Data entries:
--------

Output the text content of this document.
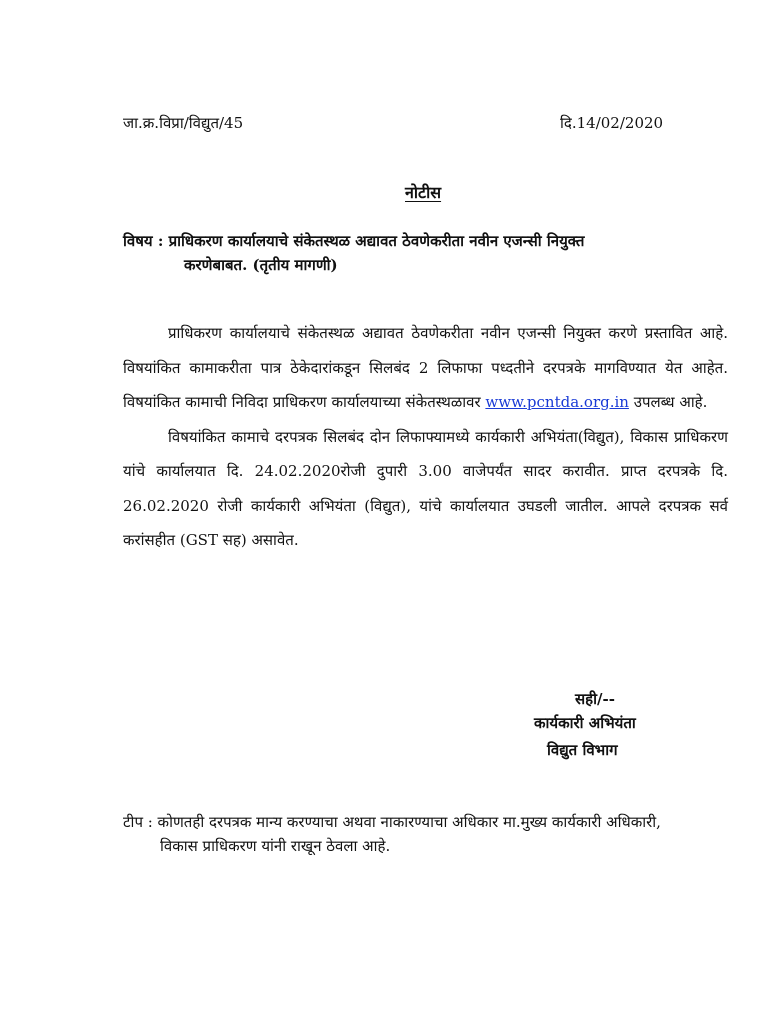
जा.क्र.विप्रा/विद्युत/45	दि.14/02/2020
नोटीस
विषय : प्राधिकरण कार्यालयाचे संकेतस्थळ अद्यावत ठेवणेकरीता नवीन एजन्सी नियुक्त
करणेबाबत. (तृतीय मागणी)

प्राधिकरण कार्यालयाचे संकेतस्थळ अद्यावत ठेवणेकरीता नवीन एजन्सी नियुक्त करणे प्रस्तावित आहे. विषयांकित कामाकरीता पात्र ठेकेदारांकडून सिलबंद 2 लिफाफा पध्दतीने दरपत्रके मागविण्यात येत आहेत. विषयांकित कामाची निविदा प्राधिकरण कार्यालयाच्या संकेतस्थळावर www.pcntda.org.in उपलब्ध आहे.

विषयांकित कामाचे दरपत्रक सिलबंद दोन लिफाफ्यामध्ये कार्यकारी अभियंता(विद्युत), विकास प्राधिकरण यांचे कार्यालयात दि. 24.02.2020रोजी दुपारी 3.00 वाजेपर्यंत सादर करावीत. प्राप्त दरपत्रके दि. 26.02.2020 रोजी कार्यकारी अभियंता (विद्युत), यांचे कार्यालयात उघडली जातील. आपले दरपत्रक सर्व करांसहीत (GST सह) असावेत.

सही/--
कार्यकारी अभियंता
विद्युत विभाग
टीप : कोणतही दरपत्रक मान्य करण्याचा अथवा नाकारण्याचा अधिकार मा.मुख्य कार्यकारी अधिकारी,
विकास प्राधिकरण यांनी राखून ठेवला आहे.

--------

## [YOUR INSTRUCTIONS]
All of the lines above should be printed exactly, minus the pictures.

## [ANSWER TO THE PROBLEM]
Output the text content of this document.
जा.क्र.विप्रा/विद्युत/45	दि.14/02/2020
नोटीस
विषय : प्राधिकरण कार्यालयाचे संकेतस्थळ अद्यावत ठेवणेकरीता नवीन एजन्सी नियुक्त
करणेबाबत. (तृतीय मागणी)

प्राधिकरण कार्यालयाचे संकेतस्थळ अद्यावत ठेवणेकरीता नवीन एजन्सी नियुक्त करणे प्रस्तावित आहे. विषयांकित कामाकरीता पात्र ठेकेदारांकडून सिलबंद 2 लिफाफा पध्दतीने दरपत्रके मागविण्यात येत आहेत. विषयांकित कामाची निविदा प्राधिकरण कार्यालयाच्या संकेतस्थळावर www.pcntda.org.in उपलब्ध आहे.

विषयांकित कामाचे दरपत्रक सिलबंद दोन लिफाफ्यामध्ये कार्यकारी अभियंता(विद्युत), विकास प्राधिकरण यांचे कार्यालयात दि. 24.02.2020रोजी दुपारी 3.00 वाजेपर्यंत सादर करावीत. प्राप्त दरपत्रके दि. 26.02.2020 रोजी कार्यकारी अभियंता (विद्युत), यांचे कार्यालयात उघडली जातील. आपले दरपत्रक सर्व करांसहीत (GST सह) असावेत.

सही/--
कार्यकारी अभियंता
विद्युत विभाग
टीप : कोणतही दरपत्रक मान्य करण्याचा अथवा नाकारण्याचा अधिकार मा.मुख्य कार्यकारी अधिकारी,
विकास प्राधिकरण यांनी राखून ठेवला आहे.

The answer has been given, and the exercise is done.